Records from a dataset:
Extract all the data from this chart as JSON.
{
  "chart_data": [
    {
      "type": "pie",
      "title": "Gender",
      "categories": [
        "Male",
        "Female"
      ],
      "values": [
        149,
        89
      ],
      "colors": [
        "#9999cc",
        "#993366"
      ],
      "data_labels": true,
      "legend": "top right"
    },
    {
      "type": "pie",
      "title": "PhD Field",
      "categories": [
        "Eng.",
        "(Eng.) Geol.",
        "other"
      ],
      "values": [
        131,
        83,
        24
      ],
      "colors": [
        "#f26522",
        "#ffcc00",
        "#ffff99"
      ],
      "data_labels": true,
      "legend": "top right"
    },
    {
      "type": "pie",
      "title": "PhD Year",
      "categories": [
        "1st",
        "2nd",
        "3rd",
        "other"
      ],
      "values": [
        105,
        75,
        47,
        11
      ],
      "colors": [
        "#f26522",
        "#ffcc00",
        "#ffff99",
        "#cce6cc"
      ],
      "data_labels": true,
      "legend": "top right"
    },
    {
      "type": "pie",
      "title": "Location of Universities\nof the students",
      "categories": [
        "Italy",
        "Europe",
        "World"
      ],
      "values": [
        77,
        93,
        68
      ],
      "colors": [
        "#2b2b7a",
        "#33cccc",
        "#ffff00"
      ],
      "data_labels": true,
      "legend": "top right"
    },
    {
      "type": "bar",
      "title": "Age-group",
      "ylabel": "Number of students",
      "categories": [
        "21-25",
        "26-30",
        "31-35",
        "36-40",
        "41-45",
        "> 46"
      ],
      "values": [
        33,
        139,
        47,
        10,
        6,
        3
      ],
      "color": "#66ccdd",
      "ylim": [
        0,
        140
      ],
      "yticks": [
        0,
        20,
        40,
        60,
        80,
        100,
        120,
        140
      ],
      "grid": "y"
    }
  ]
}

__EXERCISE DIRECTIONS__. Transcribe the material above word for word.

__WRITTEN REPLY__.
Extract all the data from this chart as JSON.
{
  "chart_data": [
    {
      "type": "pie",
      "title": "Gender",
      "categories": [
        "Male",
        "Female"
      ],
      "values": [
        149,
        89
      ],
      "colors": [
        "#9999cc",
        "#993366"
      ],
      "data_labels": true,
      "legend": "top right"
    },
    {
      "type": "pie",
      "title": "PhD Field",
      "categories": [
        "Eng.",
        "(Eng.) Geol.",
        "other"
      ],
      "values": [
        131,
        83,
        24
      ],
      "colors": [
        "#f26522",
        "#ffcc00",
        "#ffff99"
      ],
      "data_labels": true,
      "legend": "top right"
    },
    {
      "type": "pie",
      "title": "PhD Year",
      "categories": [
        "1st",
        "2nd",
        "3rd",
        "other"
      ],
      "values": [
        105,
        75,
        47,
        11
      ],
      "colors": [
        "#f26522",
        "#ffcc00",
        "#ffff99",
        "#cce6cc"
      ],
      "data_labels": true,
      "legend": "top right"
    },
    {
      "type": "pie",
      "title": "Location of Universities\nof the students",
      "categories": [
        "Italy",
        "Europe",
        "World"
      ],
      "values": [
        77,
        93,
        68
      ],
      "colors": [
        "#2b2b7a",
        "#33cccc",
        "#ffff00"
      ],
      "data_labels": true,
      "legend": "top right"
    },
    {
      "type": "bar",
      "title": "Age-group",
      "ylabel": "Number of students",
      "categories": [
        "21-25",
        "26-30",
        "31-35",
        "36-40",
        "41-45",
        "> 46"
      ],
      "values": [
        33,
        139,
        47,
        10,
        6,
        3
      ],
      "color": "#66ccdd",
      "ylim": [
        0,
        140
      ],
      "yticks": [
        0,
        20,
        40,
        60,
        80,
        100,
        120,
        140
      ],
      "grid": "y"
    }
  ]
}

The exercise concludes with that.